▸ What is required:
Pull out from the material below all lines with "apoyo".

▸ Data supplied:
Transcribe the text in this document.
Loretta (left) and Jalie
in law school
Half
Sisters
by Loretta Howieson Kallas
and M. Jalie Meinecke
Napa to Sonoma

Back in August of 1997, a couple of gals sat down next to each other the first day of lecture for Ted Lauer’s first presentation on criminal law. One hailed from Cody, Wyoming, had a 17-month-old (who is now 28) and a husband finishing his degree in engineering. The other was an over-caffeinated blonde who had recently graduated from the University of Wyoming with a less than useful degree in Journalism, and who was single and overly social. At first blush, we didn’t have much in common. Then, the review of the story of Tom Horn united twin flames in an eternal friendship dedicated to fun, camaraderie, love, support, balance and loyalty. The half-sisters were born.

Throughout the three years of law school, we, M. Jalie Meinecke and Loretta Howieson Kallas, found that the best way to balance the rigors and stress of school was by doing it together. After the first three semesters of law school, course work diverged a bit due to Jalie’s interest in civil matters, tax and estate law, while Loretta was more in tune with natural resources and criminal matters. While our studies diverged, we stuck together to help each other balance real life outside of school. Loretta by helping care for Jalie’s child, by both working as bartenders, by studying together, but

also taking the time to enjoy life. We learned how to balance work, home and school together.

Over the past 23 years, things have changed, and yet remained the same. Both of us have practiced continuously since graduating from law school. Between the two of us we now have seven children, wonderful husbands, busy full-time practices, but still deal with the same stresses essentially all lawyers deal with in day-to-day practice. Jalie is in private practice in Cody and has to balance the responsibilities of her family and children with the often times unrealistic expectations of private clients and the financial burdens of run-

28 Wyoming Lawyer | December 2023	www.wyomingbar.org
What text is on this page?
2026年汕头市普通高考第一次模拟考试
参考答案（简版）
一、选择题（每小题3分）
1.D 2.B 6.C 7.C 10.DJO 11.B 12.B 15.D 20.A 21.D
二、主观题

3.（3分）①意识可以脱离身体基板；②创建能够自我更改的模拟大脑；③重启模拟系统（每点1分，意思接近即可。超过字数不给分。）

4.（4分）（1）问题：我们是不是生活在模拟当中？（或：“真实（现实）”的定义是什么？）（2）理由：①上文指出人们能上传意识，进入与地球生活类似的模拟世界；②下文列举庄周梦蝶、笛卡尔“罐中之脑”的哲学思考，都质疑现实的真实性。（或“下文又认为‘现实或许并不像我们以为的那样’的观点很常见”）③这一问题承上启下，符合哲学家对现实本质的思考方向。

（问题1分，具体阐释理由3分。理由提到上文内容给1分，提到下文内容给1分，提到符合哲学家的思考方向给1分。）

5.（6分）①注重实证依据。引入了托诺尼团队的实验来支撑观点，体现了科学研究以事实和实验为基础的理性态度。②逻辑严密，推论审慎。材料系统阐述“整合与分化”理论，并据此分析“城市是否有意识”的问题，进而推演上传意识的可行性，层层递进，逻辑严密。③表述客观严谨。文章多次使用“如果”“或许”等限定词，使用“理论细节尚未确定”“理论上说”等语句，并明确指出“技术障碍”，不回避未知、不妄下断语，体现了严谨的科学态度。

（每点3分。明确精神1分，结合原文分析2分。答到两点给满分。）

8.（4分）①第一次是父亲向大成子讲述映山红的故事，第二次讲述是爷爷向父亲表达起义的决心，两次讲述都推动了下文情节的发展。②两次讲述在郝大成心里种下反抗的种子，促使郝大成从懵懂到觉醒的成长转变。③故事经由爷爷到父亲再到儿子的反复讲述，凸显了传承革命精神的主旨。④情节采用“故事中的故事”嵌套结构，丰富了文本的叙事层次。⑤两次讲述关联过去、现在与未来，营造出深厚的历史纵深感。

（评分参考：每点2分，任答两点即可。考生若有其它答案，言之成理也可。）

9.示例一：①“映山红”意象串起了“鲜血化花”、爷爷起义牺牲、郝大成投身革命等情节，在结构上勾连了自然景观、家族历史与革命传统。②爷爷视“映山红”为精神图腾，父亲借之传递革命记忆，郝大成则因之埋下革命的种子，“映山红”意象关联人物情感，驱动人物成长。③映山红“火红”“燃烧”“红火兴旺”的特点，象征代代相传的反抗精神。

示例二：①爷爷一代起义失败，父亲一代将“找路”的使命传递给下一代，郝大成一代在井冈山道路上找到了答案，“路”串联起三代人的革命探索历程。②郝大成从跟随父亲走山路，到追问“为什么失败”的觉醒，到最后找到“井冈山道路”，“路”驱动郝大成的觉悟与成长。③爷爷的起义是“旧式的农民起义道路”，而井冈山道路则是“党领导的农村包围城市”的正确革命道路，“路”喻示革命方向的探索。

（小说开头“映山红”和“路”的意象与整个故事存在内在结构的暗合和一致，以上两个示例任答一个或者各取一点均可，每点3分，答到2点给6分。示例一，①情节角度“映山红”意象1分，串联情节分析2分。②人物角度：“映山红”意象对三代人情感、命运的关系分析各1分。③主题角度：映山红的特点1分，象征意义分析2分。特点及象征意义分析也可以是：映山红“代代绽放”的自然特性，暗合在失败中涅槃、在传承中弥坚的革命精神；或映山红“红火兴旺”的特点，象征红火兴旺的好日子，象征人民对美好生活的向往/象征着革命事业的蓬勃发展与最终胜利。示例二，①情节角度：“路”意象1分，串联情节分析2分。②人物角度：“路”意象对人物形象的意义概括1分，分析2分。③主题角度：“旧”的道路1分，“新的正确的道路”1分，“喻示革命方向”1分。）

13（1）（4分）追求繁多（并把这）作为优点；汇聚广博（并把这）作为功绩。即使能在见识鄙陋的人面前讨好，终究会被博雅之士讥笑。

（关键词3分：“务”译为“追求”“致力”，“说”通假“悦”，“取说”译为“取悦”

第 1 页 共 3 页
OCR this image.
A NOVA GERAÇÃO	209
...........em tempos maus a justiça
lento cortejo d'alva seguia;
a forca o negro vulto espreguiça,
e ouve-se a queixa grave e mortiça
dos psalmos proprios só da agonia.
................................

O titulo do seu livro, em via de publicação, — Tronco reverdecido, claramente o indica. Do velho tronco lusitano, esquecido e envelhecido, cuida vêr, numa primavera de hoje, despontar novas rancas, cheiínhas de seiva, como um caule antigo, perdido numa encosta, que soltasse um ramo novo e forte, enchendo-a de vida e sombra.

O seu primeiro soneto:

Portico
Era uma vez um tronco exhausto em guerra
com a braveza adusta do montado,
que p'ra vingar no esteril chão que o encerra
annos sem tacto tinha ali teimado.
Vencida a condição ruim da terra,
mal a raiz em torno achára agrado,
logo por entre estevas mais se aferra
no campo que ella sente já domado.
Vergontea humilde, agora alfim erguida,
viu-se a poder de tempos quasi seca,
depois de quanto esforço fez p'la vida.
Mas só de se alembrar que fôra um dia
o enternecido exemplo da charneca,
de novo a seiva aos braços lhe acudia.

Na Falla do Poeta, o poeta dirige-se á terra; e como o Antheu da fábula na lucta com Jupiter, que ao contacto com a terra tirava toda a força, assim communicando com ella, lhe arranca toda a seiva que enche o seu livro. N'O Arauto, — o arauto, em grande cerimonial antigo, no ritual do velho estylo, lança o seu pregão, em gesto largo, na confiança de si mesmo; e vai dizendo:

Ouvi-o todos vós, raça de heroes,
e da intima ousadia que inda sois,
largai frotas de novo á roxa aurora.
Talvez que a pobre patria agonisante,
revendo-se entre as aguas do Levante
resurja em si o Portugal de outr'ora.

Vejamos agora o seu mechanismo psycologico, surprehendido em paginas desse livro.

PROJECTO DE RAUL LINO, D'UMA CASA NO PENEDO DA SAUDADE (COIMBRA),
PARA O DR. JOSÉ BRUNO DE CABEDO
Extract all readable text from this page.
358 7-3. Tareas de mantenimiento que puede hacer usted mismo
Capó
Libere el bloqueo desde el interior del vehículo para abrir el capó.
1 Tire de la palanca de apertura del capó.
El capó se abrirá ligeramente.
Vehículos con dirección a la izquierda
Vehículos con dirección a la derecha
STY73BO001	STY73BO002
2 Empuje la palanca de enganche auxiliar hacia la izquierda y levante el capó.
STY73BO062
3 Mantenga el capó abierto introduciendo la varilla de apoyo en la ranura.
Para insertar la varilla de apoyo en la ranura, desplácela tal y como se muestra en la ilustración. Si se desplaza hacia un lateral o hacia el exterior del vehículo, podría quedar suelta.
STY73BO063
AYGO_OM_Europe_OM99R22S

▸ Written answer:
3 Mantenga el capó abierto introduciendo la varilla de apoyo en la ranura.
Para insertar la varilla de apoyo en la ranura, desplácela tal y como se muestra en la ilustración. Si se desplaza hacia un lateral o hacia el exterior del vehículo, podría quedar suelta.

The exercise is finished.